**Records shown**
=-=-=
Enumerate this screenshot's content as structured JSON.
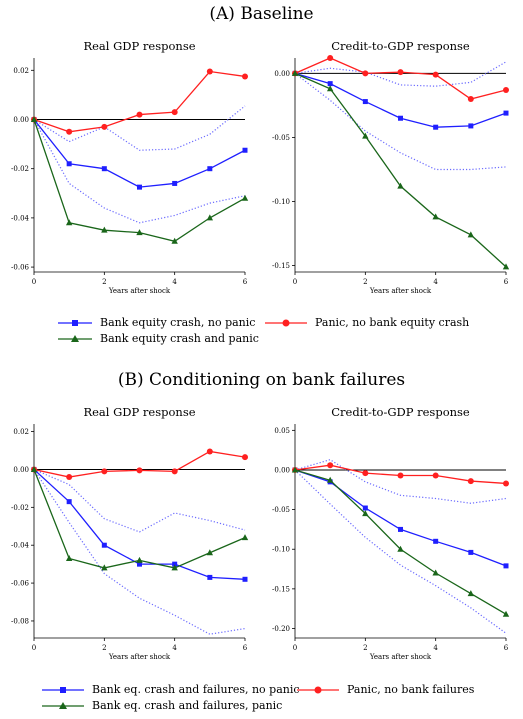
{
  "panels": {
    "a": {
      "title": "(A) Baseline"
    },
    "b": {
      "title": "(B) Conditioning on bank failures"
    }
  },
  "legend_a": {
    "equity": {
      "label": "Bank equity crash, no panic",
      "color": "#1f1fff"
    },
    "panic": {
      "label": "Panic, no bank equity crash",
      "color": "#ff2020"
    },
    "both": {
      "label": "Bank equity crash and panic",
      "color": "#1a661a"
    }
  },
  "legend_b": {
    "equity": {
      "label": "Bank eq. crash and failures, no panic",
      "color": "#1f1fff"
    },
    "panic": {
      "label": "Panic, no bank failures",
      "color": "#ff2020"
    },
    "both": {
      "label": "Bank eq. crash and failures, panic",
      "color": "#1a661a"
    }
  },
  "chart_data": [
    {
      "type": "line",
      "title": "Real GDP response",
      "xlabel": "Years after shock",
      "x": [
        0,
        1,
        2,
        3,
        4,
        5,
        6
      ],
      "xticks": [
        0,
        2,
        4,
        6
      ],
      "yticks": [
        0.02,
        0.0,
        -0.02,
        -0.04,
        -0.06
      ],
      "ytick_labels": [
        "0.02",
        "0.00",
        "-0.02",
        "-0.04",
        "-0.06"
      ],
      "ylim": [
        -0.062,
        0.025
      ],
      "series": [
        {
          "name": "Bank equity crash, no panic",
          "color": "#1f1fff",
          "marker": "square",
          "values": [
            0,
            -0.018,
            -0.02,
            -0.0275,
            -0.026,
            -0.02,
            -0.0125
          ]
        },
        {
          "name": "Panic, no bank equity crash",
          "color": "#ff2020",
          "marker": "circle",
          "values": [
            0,
            -0.005,
            -0.003,
            0.002,
            0.003,
            0.0195,
            0.0175
          ]
        },
        {
          "name": "Bank equity crash and panic",
          "color": "#1a661a",
          "marker": "triangle",
          "values": [
            0,
            -0.042,
            -0.045,
            -0.046,
            -0.0495,
            -0.04,
            -0.032
          ]
        }
      ],
      "bands": [
        {
          "upper": [
            0,
            -0.009,
            -0.003,
            -0.0125,
            -0.012,
            -0.006,
            0.0055
          ],
          "lower": [
            0,
            -0.026,
            -0.036,
            -0.042,
            -0.039,
            -0.034,
            -0.031
          ]
        }
      ]
    },
    {
      "type": "line",
      "title": "Credit-to-GDP response",
      "xlabel": "Years after shock",
      "x": [
        0,
        1,
        2,
        3,
        4,
        5,
        6
      ],
      "xticks": [
        0,
        2,
        4,
        6
      ],
      "yticks": [
        0.0,
        -0.05,
        -0.1,
        -0.15
      ],
      "ytick_labels": [
        "0.00",
        "-0.05",
        "-0.10",
        "-0.15"
      ],
      "ylim": [
        -0.155,
        0.012
      ],
      "series": [
        {
          "name": "Bank equity crash, no panic",
          "color": "#1f1fff",
          "marker": "square",
          "values": [
            0,
            -0.008,
            -0.022,
            -0.035,
            -0.042,
            -0.041,
            -0.031
          ]
        },
        {
          "name": "Panic, no bank equity crash",
          "color": "#ff2020",
          "marker": "circle",
          "values": [
            0,
            0.012,
            0.0,
            0.001,
            -0.001,
            -0.02,
            -0.013
          ]
        },
        {
          "name": "Bank equity crash and panic",
          "color": "#1a661a",
          "marker": "triangle",
          "values": [
            0,
            -0.012,
            -0.049,
            -0.088,
            -0.112,
            -0.126,
            -0.151
          ]
        }
      ],
      "bands": [
        {
          "upper": [
            0,
            0.004,
            0.001,
            -0.009,
            -0.01,
            -0.007,
            0.009
          ],
          "lower": [
            0,
            -0.021,
            -0.045,
            -0.062,
            -0.075,
            -0.075,
            -0.073
          ]
        }
      ]
    },
    {
      "type": "line",
      "title": "Real GDP response",
      "xlabel": "Years after shock",
      "x": [
        0,
        1,
        2,
        3,
        4,
        5,
        6
      ],
      "xticks": [
        0,
        2,
        4,
        6
      ],
      "yticks": [
        0.02,
        0.0,
        -0.02,
        -0.04,
        -0.06,
        -0.08
      ],
      "ytick_labels": [
        "0.02",
        "0.00",
        "-0.02",
        "-0.04",
        "-0.06",
        "-0.08"
      ],
      "ylim": [
        -0.089,
        0.024
      ],
      "series": [
        {
          "name": "Bank eq. crash and failures, no panic",
          "color": "#1f1fff",
          "marker": "square",
          "values": [
            0,
            -0.017,
            -0.04,
            -0.05,
            -0.05,
            -0.057,
            -0.058
          ]
        },
        {
          "name": "Panic, no bank failures",
          "color": "#ff2020",
          "marker": "circle",
          "values": [
            0,
            -0.004,
            -0.001,
            -0.0005,
            -0.001,
            0.0095,
            0.0065
          ]
        },
        {
          "name": "Bank eq. crash and failures, panic",
          "color": "#1a661a",
          "marker": "triangle",
          "values": [
            0,
            -0.047,
            -0.052,
            -0.048,
            -0.052,
            -0.044,
            -0.036
          ]
        }
      ],
      "bands": [
        {
          "upper": [
            0,
            -0.008,
            -0.026,
            -0.033,
            -0.023,
            -0.027,
            -0.032
          ],
          "lower": [
            0,
            -0.028,
            -0.055,
            -0.068,
            -0.077,
            -0.087,
            -0.084
          ]
        }
      ]
    },
    {
      "type": "line",
      "title": "Credit-to-GDP response",
      "xlabel": "Years after shock",
      "x": [
        0,
        1,
        2,
        3,
        4,
        5,
        6
      ],
      "xticks": [
        0,
        2,
        4,
        6
      ],
      "yticks": [
        0.05,
        0.0,
        -0.05,
        -0.1,
        -0.15,
        -0.2
      ],
      "ytick_labels": [
        "0.05",
        "0.00",
        "-0.05",
        "-0.10",
        "-0.15",
        "-0.20"
      ],
      "ylim": [
        -0.212,
        0.058
      ],
      "series": [
        {
          "name": "Bank eq. crash and failures, no panic",
          "color": "#1f1fff",
          "marker": "square",
          "values": [
            0,
            -0.015,
            -0.048,
            -0.075,
            -0.09,
            -0.104,
            -0.121
          ]
        },
        {
          "name": "Panic, no bank failures",
          "color": "#ff2020",
          "marker": "circle",
          "values": [
            0,
            0.006,
            -0.004,
            -0.007,
            -0.007,
            -0.014,
            -0.017
          ]
        },
        {
          "name": "Bank eq. crash and failures, panic",
          "color": "#1a661a",
          "marker": "triangle",
          "values": [
            0,
            -0.013,
            -0.055,
            -0.1,
            -0.13,
            -0.156,
            -0.182
          ]
        }
      ],
      "bands": [
        {
          "upper": [
            0,
            0.013,
            -0.015,
            -0.032,
            -0.036,
            -0.042,
            -0.036
          ],
          "lower": [
            0,
            -0.043,
            -0.085,
            -0.12,
            -0.146,
            -0.174,
            -0.206
          ]
        }
      ]
    }
  ]
}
=-=-=
**Your goal**
Write out every record above exactly as it stands, but leave out the pictures.

**Solution to this exercise**
Enumerate this screenshot's content as structured JSON.
{
  "panels": {
    "a": {
      "title": "(A) Baseline"
    },
    "b": {
      "title": "(B) Conditioning on bank failures"
    }
  },
  "legend_a": {
    "equity": {
      "label": "Bank equity crash, no panic",
      "color": "#1f1fff"
    },
    "panic": {
      "label": "Panic, no bank equity crash",
      "color": "#ff2020"
    },
    "both": {
      "label": "Bank equity crash and panic",
      "color": "#1a661a"
    }
  },
  "legend_b": {
    "equity": {
      "label": "Bank eq. crash and failures, no panic",
      "color": "#1f1fff"
    },
    "panic": {
      "label": "Panic, no bank failures",
      "color": "#ff2020"
    },
    "both": {
      "label": "Bank eq. crash and failures, panic",
      "color": "#1a661a"
    }
  },
  "chart_data": [
    {
      "type": "line",
      "title": "Real GDP response",
      "xlabel": "Years after shock",
      "x": [
        0,
        1,
        2,
        3,
        4,
        5,
        6
      ],
      "xticks": [
        0,
        2,
        4,
        6
      ],
      "yticks": [
        0.02,
        0.0,
        -0.02,
        -0.04,
        -0.06
      ],
      "ytick_labels": [
        "0.02",
        "0.00",
        "-0.02",
        "-0.04",
        "-0.06"
      ],
      "ylim": [
        -0.062,
        0.025
      ],
      "series": [
        {
          "name": "Bank equity crash, no panic",
          "color": "#1f1fff",
          "marker": "square",
          "values": [
            0,
            -0.018,
            -0.02,
            -0.0275,
            -0.026,
            -0.02,
            -0.0125
          ]
        },
        {
          "name": "Panic, no bank equity crash",
          "color": "#ff2020",
          "marker": "circle",
          "values": [
            0,
            -0.005,
            -0.003,
            0.002,
            0.003,
            0.0195,
            0.0175
          ]
        },
        {
          "name": "Bank equity crash and panic",
          "color": "#1a661a",
          "marker": "triangle",
          "values": [
            0,
            -0.042,
            -0.045,
            -0.046,
            -0.0495,
            -0.04,
            -0.032
          ]
        }
      ],
      "bands": [
        {
          "upper": [
            0,
            -0.009,
            -0.003,
            -0.0125,
            -0.012,
            -0.006,
            0.0055
          ],
          "lower": [
            0,
            -0.026,
            -0.036,
            -0.042,
            -0.039,
            -0.034,
            -0.031
          ]
        }
      ]
    },
    {
      "type": "line",
      "title": "Credit-to-GDP response",
      "xlabel": "Years after shock",
      "x": [
        0,
        1,
        2,
        3,
        4,
        5,
        6
      ],
      "xticks": [
        0,
        2,
        4,
        6
      ],
      "yticks": [
        0.0,
        -0.05,
        -0.1,
        -0.15
      ],
      "ytick_labels": [
        "0.00",
        "-0.05",
        "-0.10",
        "-0.15"
      ],
      "ylim": [
        -0.155,
        0.012
      ],
      "series": [
        {
          "name": "Bank equity crash, no panic",
          "color": "#1f1fff",
          "marker": "square",
          "values": [
            0,
            -0.008,
            -0.022,
            -0.035,
            -0.042,
            -0.041,
            -0.031
          ]
        },
        {
          "name": "Panic, no bank equity crash",
          "color": "#ff2020",
          "marker": "circle",
          "values": [
            0,
            0.012,
            0.0,
            0.001,
            -0.001,
            -0.02,
            -0.013
          ]
        },
        {
          "name": "Bank equity crash and panic",
          "color": "#1a661a",
          "marker": "triangle",
          "values": [
            0,
            -0.012,
            -0.049,
            -0.088,
            -0.112,
            -0.126,
            -0.151
          ]
        }
      ],
      "bands": [
        {
          "upper": [
            0,
            0.004,
            0.001,
            -0.009,
            -0.01,
            -0.007,
            0.009
          ],
          "lower": [
            0,
            -0.021,
            -0.045,
            -0.062,
            -0.075,
            -0.075,
            -0.073
          ]
        }
      ]
    },
    {
      "type": "line",
      "title": "Real GDP response",
      "xlabel": "Years after shock",
      "x": [
        0,
        1,
        2,
        3,
        4,
        5,
        6
      ],
      "xticks": [
        0,
        2,
        4,
        6
      ],
      "yticks": [
        0.02,
        0.0,
        -0.02,
        -0.04,
        -0.06,
        -0.08
      ],
      "ytick_labels": [
        "0.02",
        "0.00",
        "-0.02",
        "-0.04",
        "-0.06",
        "-0.08"
      ],
      "ylim": [
        -0.089,
        0.024
      ],
      "series": [
        {
          "name": "Bank eq. crash and failures, no panic",
          "color": "#1f1fff",
          "marker": "square",
          "values": [
            0,
            -0.017,
            -0.04,
            -0.05,
            -0.05,
            -0.057,
            -0.058
          ]
        },
        {
          "name": "Panic, no bank failures",
          "color": "#ff2020",
          "marker": "circle",
          "values": [
            0,
            -0.004,
            -0.001,
            -0.0005,
            -0.001,
            0.0095,
            0.0065
          ]
        },
        {
          "name": "Bank eq. crash and failures, panic",
          "color": "#1a661a",
          "marker": "triangle",
          "values": [
            0,
            -0.047,
            -0.052,
            -0.048,
            -0.052,
            -0.044,
            -0.036
          ]
        }
      ],
      "bands": [
        {
          "upper": [
            0,
            -0.008,
            -0.026,
            -0.033,
            -0.023,
            -0.027,
            -0.032
          ],
          "lower": [
            0,
            -0.028,
            -0.055,
            -0.068,
            -0.077,
            -0.087,
            -0.084
          ]
        }
      ]
    },
    {
      "type": "line",
      "title": "Credit-to-GDP response",
      "xlabel": "Years after shock",
      "x": [
        0,
        1,
        2,
        3,
        4,
        5,
        6
      ],
      "xticks": [
        0,
        2,
        4,
        6
      ],
      "yticks": [
        0.05,
        0.0,
        -0.05,
        -0.1,
        -0.15,
        -0.2
      ],
      "ytick_labels": [
        "0.05",
        "0.00",
        "-0.05",
        "-0.10",
        "-0.15",
        "-0.20"
      ],
      "ylim": [
        -0.212,
        0.058
      ],
      "series": [
        {
          "name": "Bank eq. crash and failures, no panic",
          "color": "#1f1fff",
          "marker": "square",
          "values": [
            0,
            -0.015,
            -0.048,
            -0.075,
            -0.09,
            -0.104,
            -0.121
          ]
        },
        {
          "name": "Panic, no bank failures",
          "color": "#ff2020",
          "marker": "circle",
          "values": [
            0,
            0.006,
            -0.004,
            -0.007,
            -0.007,
            -0.014,
            -0.017
          ]
        },
        {
          "name": "Bank eq. crash and failures, panic",
          "color": "#1a661a",
          "marker": "triangle",
          "values": [
            0,
            -0.013,
            -0.055,
            -0.1,
            -0.13,
            -0.156,
            -0.182
          ]
        }
      ],
      "bands": [
        {
          "upper": [
            0,
            0.013,
            -0.015,
            -0.032,
            -0.036,
            -0.042,
            -0.036
          ],
          "lower": [
            0,
            -0.043,
            -0.085,
            -0.12,
            -0.146,
            -0.174,
            -0.206
          ]
        }
      ]
    }
  ]
}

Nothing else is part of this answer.